■ Aim:
All lines in which the word "assistant" occurs are to be extracted.

■ Provided data:
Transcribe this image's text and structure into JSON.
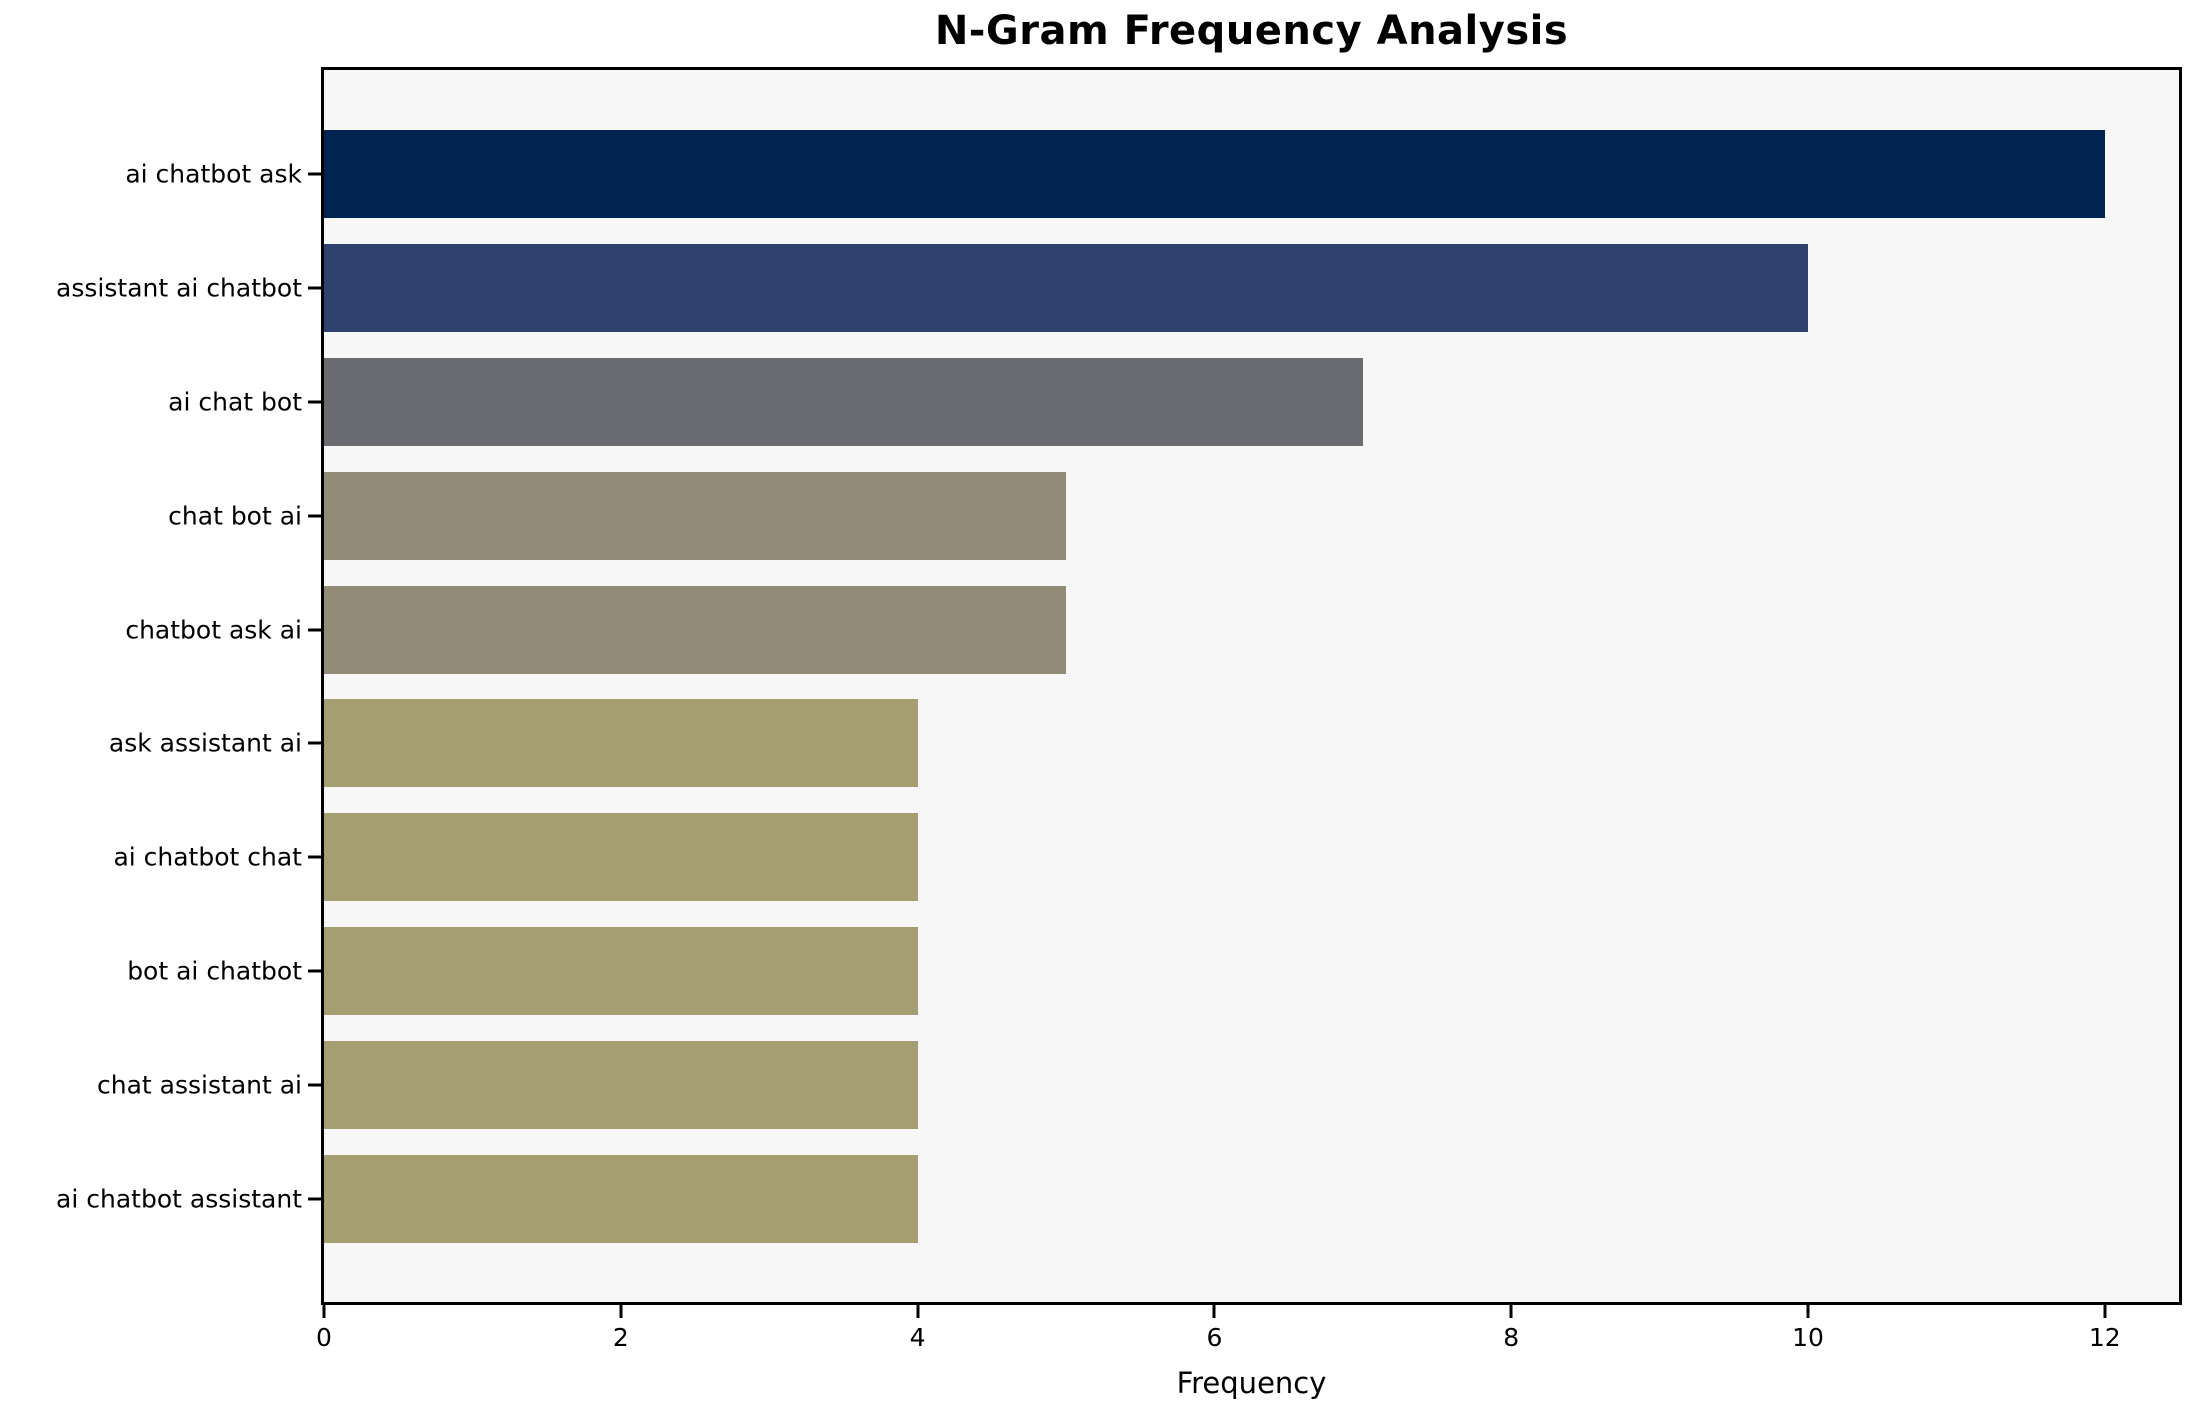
{
  "chart_data": {
    "type": "bar",
    "orientation": "horizontal",
    "title": "N-Gram Frequency Analysis",
    "xlabel": "Frequency",
    "ylabel": "",
    "categories": [
      "ai chatbot ask",
      "assistant ai chatbot",
      "ai chat bot",
      "chat bot ai",
      "chatbot ask ai",
      "ask assistant ai",
      "ai chatbot chat",
      "bot ai chatbot",
      "chat assistant ai",
      "ai chatbot assistant"
    ],
    "values": [
      12,
      10,
      7,
      5,
      5,
      4,
      4,
      4,
      4,
      4
    ],
    "bar_colors": [
      "#00234f",
      "#2d406e",
      "#696b71",
      "#918b77",
      "#918b77",
      "#a49e71",
      "#a49e71",
      "#a59e72",
      "#a59e72",
      "#a69f72"
    ],
    "xlim": [
      0,
      12.5
    ],
    "xticks": [
      0,
      2,
      4,
      6,
      8,
      10,
      12
    ],
    "grid": false,
    "legend_position": "none",
    "plot_bg": "#f7f7f7",
    "figure_bg": "#ffffff",
    "spine_color": "#000000",
    "text_color": "#000000"
  }
}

■ Reply:
      "assistant ai chatbot",
      "ask assistant ai",
      "chat assistant ai",
      "ai chatbot assistant"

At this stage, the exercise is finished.